Find every line of the listing below where "aide" appears, and copy it.

[Collection entries]
───

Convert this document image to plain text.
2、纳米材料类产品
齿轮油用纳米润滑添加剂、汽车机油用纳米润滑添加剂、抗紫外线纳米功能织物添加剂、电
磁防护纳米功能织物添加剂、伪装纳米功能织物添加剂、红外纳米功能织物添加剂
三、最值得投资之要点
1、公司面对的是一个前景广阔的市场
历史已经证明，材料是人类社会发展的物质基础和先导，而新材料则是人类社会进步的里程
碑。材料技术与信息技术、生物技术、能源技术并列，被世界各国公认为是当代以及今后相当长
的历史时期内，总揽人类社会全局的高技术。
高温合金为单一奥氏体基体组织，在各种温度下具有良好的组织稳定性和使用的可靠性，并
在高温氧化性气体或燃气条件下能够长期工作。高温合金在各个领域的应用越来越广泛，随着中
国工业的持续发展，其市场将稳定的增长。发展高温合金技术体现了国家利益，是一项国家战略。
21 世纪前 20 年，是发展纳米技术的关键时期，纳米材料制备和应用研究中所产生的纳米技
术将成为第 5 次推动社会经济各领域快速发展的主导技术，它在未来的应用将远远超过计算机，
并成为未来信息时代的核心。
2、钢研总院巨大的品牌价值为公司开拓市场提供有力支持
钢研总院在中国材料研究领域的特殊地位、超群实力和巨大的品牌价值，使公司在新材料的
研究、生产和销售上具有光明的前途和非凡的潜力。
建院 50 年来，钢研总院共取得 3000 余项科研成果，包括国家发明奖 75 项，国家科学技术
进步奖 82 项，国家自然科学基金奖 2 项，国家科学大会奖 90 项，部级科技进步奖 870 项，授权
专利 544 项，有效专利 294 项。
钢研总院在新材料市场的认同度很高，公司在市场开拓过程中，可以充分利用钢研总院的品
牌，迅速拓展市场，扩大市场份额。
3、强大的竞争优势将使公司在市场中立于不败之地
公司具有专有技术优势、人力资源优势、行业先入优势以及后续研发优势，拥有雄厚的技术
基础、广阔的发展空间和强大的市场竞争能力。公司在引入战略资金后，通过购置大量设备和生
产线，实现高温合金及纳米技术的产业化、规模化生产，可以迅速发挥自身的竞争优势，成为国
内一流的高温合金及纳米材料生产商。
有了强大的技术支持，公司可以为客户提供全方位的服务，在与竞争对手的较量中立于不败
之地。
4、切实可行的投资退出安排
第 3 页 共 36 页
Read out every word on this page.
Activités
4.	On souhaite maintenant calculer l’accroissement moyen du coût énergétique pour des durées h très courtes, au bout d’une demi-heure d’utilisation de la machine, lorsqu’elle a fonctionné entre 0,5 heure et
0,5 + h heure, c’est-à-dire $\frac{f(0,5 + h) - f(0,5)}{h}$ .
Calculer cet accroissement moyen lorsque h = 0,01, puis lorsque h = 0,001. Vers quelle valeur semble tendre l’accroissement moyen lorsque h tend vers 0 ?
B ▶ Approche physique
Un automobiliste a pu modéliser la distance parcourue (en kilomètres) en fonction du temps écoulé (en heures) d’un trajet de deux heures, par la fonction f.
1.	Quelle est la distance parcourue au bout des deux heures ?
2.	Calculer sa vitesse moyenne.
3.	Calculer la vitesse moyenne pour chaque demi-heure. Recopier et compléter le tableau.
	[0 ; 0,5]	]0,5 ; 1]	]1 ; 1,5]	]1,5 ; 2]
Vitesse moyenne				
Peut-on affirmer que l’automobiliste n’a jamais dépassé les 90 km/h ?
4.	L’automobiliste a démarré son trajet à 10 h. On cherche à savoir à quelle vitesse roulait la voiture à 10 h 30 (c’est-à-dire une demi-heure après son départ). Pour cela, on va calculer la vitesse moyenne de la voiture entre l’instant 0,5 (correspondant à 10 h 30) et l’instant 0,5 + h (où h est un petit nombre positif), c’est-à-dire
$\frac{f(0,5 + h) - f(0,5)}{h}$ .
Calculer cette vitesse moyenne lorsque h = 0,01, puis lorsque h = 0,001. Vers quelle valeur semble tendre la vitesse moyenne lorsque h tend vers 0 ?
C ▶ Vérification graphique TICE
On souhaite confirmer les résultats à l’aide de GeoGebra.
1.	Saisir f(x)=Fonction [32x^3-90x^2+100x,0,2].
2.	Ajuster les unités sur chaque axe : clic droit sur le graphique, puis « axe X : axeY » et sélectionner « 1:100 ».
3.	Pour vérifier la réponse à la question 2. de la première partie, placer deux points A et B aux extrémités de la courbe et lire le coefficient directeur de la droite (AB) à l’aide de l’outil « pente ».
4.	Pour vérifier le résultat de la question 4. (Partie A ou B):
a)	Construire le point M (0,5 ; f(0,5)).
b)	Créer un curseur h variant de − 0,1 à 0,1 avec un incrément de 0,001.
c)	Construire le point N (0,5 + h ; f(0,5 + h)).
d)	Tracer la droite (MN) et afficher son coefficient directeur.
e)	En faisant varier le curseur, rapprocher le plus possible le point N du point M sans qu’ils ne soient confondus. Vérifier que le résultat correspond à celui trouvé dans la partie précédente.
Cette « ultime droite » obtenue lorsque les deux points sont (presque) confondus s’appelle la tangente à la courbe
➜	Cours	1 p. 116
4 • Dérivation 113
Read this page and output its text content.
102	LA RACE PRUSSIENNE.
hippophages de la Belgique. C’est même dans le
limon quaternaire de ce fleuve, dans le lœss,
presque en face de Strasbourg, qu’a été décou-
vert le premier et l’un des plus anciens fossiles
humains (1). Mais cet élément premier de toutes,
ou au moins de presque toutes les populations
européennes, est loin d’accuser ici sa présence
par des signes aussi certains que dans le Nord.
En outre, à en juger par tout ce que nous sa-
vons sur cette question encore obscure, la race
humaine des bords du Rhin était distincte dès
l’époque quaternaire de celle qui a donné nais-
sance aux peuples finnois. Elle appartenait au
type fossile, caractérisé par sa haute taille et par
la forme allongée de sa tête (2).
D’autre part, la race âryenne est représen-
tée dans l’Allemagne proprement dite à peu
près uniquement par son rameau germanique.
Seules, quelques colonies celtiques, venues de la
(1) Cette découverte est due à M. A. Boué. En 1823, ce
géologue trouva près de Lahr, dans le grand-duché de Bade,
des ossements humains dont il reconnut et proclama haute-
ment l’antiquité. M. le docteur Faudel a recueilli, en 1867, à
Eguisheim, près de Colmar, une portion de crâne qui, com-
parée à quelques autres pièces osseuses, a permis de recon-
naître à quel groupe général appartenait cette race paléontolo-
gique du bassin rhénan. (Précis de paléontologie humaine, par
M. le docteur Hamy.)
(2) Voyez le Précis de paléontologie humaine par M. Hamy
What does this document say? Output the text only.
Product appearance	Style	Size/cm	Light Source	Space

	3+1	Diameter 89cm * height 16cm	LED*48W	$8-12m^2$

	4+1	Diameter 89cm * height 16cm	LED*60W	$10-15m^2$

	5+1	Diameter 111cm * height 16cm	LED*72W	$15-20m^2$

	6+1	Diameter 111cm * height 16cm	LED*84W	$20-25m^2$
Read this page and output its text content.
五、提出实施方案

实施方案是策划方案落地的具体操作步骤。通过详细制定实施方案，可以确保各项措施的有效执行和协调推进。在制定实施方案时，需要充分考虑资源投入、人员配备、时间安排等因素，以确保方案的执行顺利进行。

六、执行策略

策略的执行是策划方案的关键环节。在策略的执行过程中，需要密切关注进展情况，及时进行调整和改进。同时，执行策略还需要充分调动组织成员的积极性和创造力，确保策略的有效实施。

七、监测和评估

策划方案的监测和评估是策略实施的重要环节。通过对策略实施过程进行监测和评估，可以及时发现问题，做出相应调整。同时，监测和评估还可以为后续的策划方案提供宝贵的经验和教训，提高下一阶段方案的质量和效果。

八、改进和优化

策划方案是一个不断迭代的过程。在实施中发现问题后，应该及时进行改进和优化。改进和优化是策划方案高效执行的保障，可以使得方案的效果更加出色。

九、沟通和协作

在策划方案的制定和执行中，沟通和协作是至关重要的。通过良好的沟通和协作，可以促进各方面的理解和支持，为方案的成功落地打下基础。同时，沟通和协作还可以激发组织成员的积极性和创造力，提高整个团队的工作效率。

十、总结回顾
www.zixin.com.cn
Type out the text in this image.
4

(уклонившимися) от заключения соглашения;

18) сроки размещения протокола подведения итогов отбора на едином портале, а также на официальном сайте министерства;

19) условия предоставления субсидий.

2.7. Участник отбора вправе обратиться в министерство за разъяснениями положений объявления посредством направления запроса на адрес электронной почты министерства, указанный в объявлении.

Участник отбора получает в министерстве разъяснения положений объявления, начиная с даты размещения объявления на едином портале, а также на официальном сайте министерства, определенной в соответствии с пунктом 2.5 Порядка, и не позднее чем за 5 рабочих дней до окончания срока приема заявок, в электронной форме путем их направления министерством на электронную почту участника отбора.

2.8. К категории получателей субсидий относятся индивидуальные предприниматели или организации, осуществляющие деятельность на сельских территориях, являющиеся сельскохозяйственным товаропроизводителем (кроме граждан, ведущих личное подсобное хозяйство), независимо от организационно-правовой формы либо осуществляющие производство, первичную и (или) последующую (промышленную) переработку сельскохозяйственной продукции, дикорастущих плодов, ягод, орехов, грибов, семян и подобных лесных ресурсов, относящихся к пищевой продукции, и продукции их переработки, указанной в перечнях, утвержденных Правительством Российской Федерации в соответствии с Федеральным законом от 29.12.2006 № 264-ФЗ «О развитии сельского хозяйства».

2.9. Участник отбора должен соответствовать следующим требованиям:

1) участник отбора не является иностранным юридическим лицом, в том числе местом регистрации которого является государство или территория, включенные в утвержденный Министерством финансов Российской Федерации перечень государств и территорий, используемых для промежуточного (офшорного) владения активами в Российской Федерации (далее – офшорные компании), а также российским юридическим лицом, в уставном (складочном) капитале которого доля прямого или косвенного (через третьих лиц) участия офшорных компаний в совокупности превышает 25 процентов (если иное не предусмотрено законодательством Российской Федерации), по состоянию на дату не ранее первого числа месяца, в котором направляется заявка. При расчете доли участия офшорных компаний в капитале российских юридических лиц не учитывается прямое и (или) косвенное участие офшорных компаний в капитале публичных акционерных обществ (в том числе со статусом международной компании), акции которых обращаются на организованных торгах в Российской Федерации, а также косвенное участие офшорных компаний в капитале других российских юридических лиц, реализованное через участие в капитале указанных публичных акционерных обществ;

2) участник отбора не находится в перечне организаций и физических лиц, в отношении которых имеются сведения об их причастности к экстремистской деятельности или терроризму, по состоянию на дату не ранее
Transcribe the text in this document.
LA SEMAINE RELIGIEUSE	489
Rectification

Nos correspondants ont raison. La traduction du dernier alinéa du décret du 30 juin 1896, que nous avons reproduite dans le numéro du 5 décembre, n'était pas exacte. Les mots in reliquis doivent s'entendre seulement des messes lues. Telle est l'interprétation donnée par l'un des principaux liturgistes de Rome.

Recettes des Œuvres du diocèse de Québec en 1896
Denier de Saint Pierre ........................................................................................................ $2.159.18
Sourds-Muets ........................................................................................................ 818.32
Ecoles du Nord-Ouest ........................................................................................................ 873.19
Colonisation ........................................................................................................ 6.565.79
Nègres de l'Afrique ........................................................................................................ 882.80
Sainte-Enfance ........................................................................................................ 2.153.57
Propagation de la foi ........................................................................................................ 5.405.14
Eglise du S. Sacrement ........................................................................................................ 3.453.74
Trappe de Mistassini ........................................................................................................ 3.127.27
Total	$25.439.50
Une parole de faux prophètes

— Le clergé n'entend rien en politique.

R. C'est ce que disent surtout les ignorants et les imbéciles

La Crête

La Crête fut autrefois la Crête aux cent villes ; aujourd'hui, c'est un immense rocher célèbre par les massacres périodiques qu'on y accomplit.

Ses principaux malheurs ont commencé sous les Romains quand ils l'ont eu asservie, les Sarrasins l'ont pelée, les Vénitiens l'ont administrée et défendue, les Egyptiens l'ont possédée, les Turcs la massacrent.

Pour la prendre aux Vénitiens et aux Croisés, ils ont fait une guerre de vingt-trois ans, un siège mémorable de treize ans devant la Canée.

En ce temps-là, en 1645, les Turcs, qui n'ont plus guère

───

* **Exercise response**:
On souhaite confirmer les résultats à l’aide de GeoGebra.
3.	Pour vérifier la réponse à la question 2. de la première partie, placer deux points A et B aux extrémités de la courbe et lire le coefficient directeur de la droite (AB) à l’aide de l’outil « pente ».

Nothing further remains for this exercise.